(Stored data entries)

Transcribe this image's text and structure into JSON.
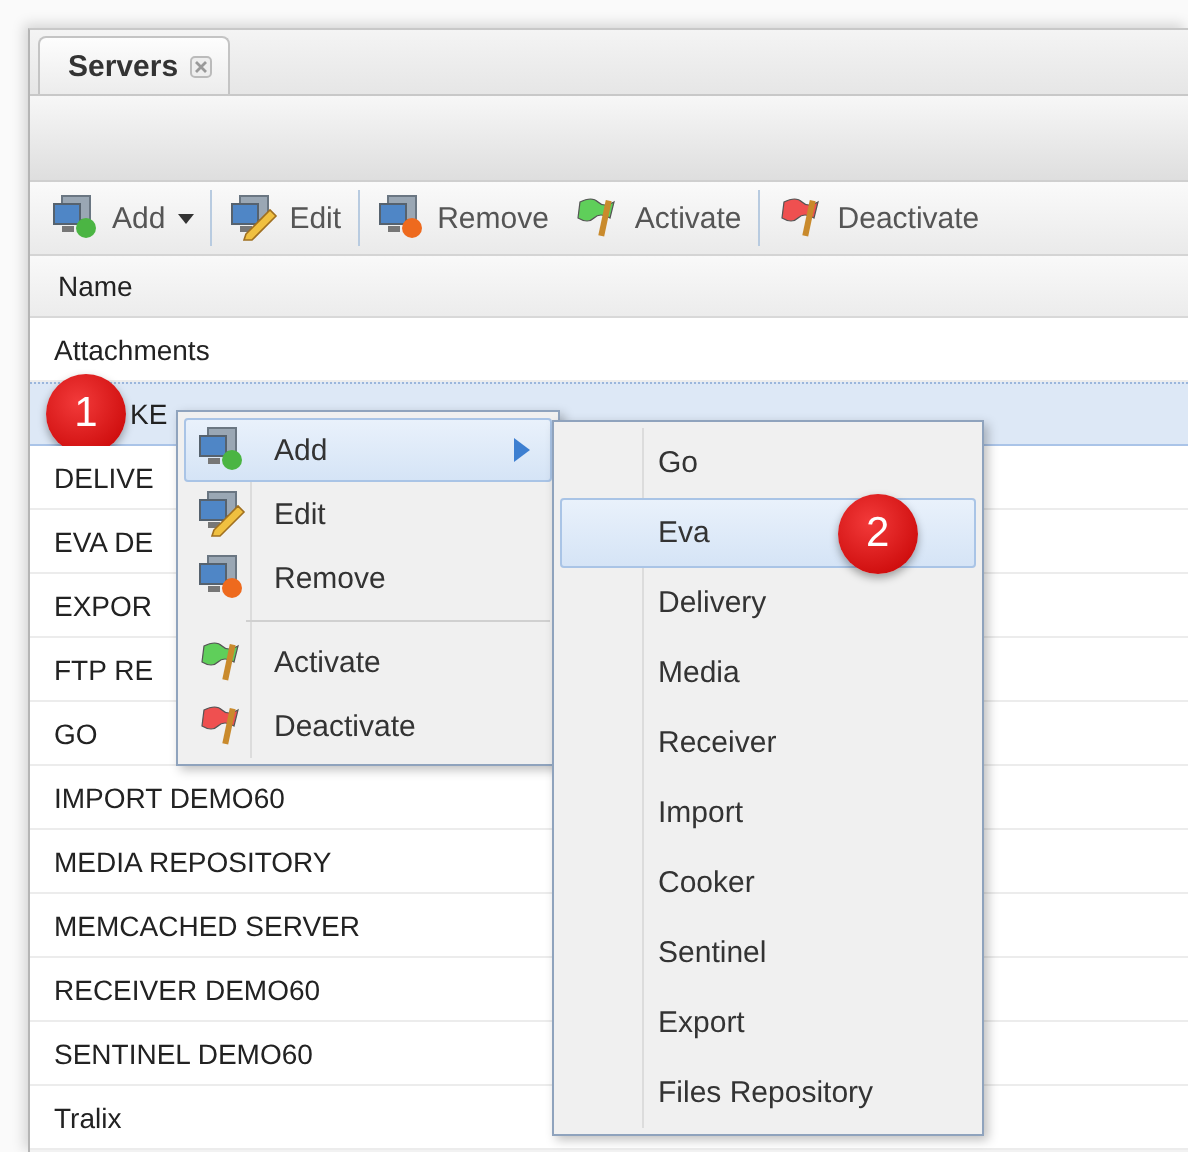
{
  "tab": {
    "label": "Servers",
    "selected": true
  },
  "toolbar": [
    {
      "kind": "add",
      "label": "Add",
      "dropdown": true,
      "separator_before": false
    },
    {
      "kind": "edit",
      "label": "Edit",
      "dropdown": false,
      "separator_before": true
    },
    {
      "kind": "remove",
      "label": "Remove",
      "dropdown": false,
      "separator_before": true
    },
    {
      "kind": "activate",
      "label": "Activate",
      "dropdown": false,
      "separator_before": false
    },
    {
      "kind": "deactivate",
      "label": "Deactivate",
      "dropdown": false,
      "separator_before": true
    }
  ],
  "table": {
    "columns": [
      "Name"
    ],
    "rows": [
      {
        "name": "Attachments",
        "selected": false
      },
      {
        "name": "KE",
        "selected": true,
        "badge": "1"
      },
      {
        "name": "DELIVE",
        "selected": false
      },
      {
        "name": "EVA DE",
        "selected": false
      },
      {
        "name": "EXPOR",
        "selected": false
      },
      {
        "name": "FTP RE",
        "selected": false
      },
      {
        "name": "GO",
        "selected": false
      },
      {
        "name": "IMPORT DEMO60",
        "selected": false
      },
      {
        "name": "MEDIA REPOSITORY",
        "selected": false
      },
      {
        "name": "MEMCACHED SERVER",
        "selected": false
      },
      {
        "name": "RECEIVER DEMO60",
        "selected": false
      },
      {
        "name": "SENTINEL DEMO60",
        "selected": false
      },
      {
        "name": "Tralix",
        "selected": false
      }
    ]
  },
  "context_menu": [
    {
      "kind": "add",
      "label": "Add",
      "selected": true,
      "submenu": true,
      "separator_before": false
    },
    {
      "kind": "edit",
      "label": "Edit",
      "selected": false,
      "submenu": false,
      "separator_before": false
    },
    {
      "kind": "remove",
      "label": "Remove",
      "selected": false,
      "submenu": false,
      "separator_before": false
    },
    {
      "kind": "activate",
      "label": "Activate",
      "selected": false,
      "submenu": false,
      "separator_before": true
    },
    {
      "kind": "deactivate",
      "label": "Deactivate",
      "selected": false,
      "submenu": false,
      "separator_before": false
    }
  ],
  "submenu": [
    {
      "label": "Go",
      "selected": false
    },
    {
      "label": "Eva",
      "selected": true,
      "badge": "2"
    },
    {
      "label": "Delivery",
      "selected": false
    },
    {
      "label": "Media",
      "selected": false
    },
    {
      "label": "Receiver",
      "selected": false
    },
    {
      "label": "Import",
      "selected": false
    },
    {
      "label": "Cooker",
      "selected": false
    },
    {
      "label": "Sentinel",
      "selected": false
    },
    {
      "label": "Export",
      "selected": false
    },
    {
      "label": "Files Repository",
      "selected": false
    }
  ]
}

● **Stated task**
All the records need to be repeated exactly, with the images dropped.

● **Full answer**
Transcribe this image's text and structure into JSON.
{
  "tab": {
    "label": "Servers",
    "selected": true
  },
  "toolbar": [
    {
      "kind": "add",
      "label": "Add",
      "dropdown": true,
      "separator_before": false
    },
    {
      "kind": "edit",
      "label": "Edit",
      "dropdown": false,
      "separator_before": true
    },
    {
      "kind": "remove",
      "label": "Remove",
      "dropdown": false,
      "separator_before": true
    },
    {
      "kind": "activate",
      "label": "Activate",
      "dropdown": false,
      "separator_before": false
    },
    {
      "kind": "deactivate",
      "label": "Deactivate",
      "dropdown": false,
      "separator_before": true
    }
  ],
  "table": {
    "columns": [
      "Name"
    ],
    "rows": [
      {
        "name": "Attachments",
        "selected": false
      },
      {
        "name": "KE",
        "selected": true,
        "badge": "1"
      },
      {
        "name": "DELIVE",
        "selected": false
      },
      {
        "name": "EVA DE",
        "selected": false
      },
      {
        "name": "EXPOR",
        "selected": false
      },
      {
        "name": "FTP RE",
        "selected": false
      },
      {
        "name": "GO",
        "selected": false
      },
      {
        "name": "IMPORT DEMO60",
        "selected": false
      },
      {
        "name": "MEDIA REPOSITORY",
        "selected": false
      },
      {
        "name": "MEMCACHED SERVER",
        "selected": false
      },
      {
        "name": "RECEIVER DEMO60",
        "selected": false
      },
      {
        "name": "SENTINEL DEMO60",
        "selected": false
      },
      {
        "name": "Tralix",
        "selected": false
      }
    ]
  },
  "context_menu": [
    {
      "kind": "add",
      "label": "Add",
      "selected": true,
      "submenu": true,
      "separator_before": false
    },
    {
      "kind": "edit",
      "label": "Edit",
      "selected": false,
      "submenu": false,
      "separator_before": false
    },
    {
      "kind": "remove",
      "label": "Remove",
      "selected": false,
      "submenu": false,
      "separator_before": false
    },
    {
      "kind": "activate",
      "label": "Activate",
      "selected": false,
      "submenu": false,
      "separator_before": true
    },
    {
      "kind": "deactivate",
      "label": "Deactivate",
      "selected": false,
      "submenu": false,
      "separator_before": false
    }
  ],
  "submenu": [
    {
      "label": "Go",
      "selected": false
    },
    {
      "label": "Eva",
      "selected": true,
      "badge": "2"
    },
    {
      "label": "Delivery",
      "selected": false
    },
    {
      "label": "Media",
      "selected": false
    },
    {
      "label": "Receiver",
      "selected": false
    },
    {
      "label": "Import",
      "selected": false
    },
    {
      "label": "Cooker",
      "selected": false
    },
    {
      "label": "Sentinel",
      "selected": false
    },
    {
      "label": "Export",
      "selected": false
    },
    {
      "label": "Files Repository",
      "selected": false
    }
  ]
}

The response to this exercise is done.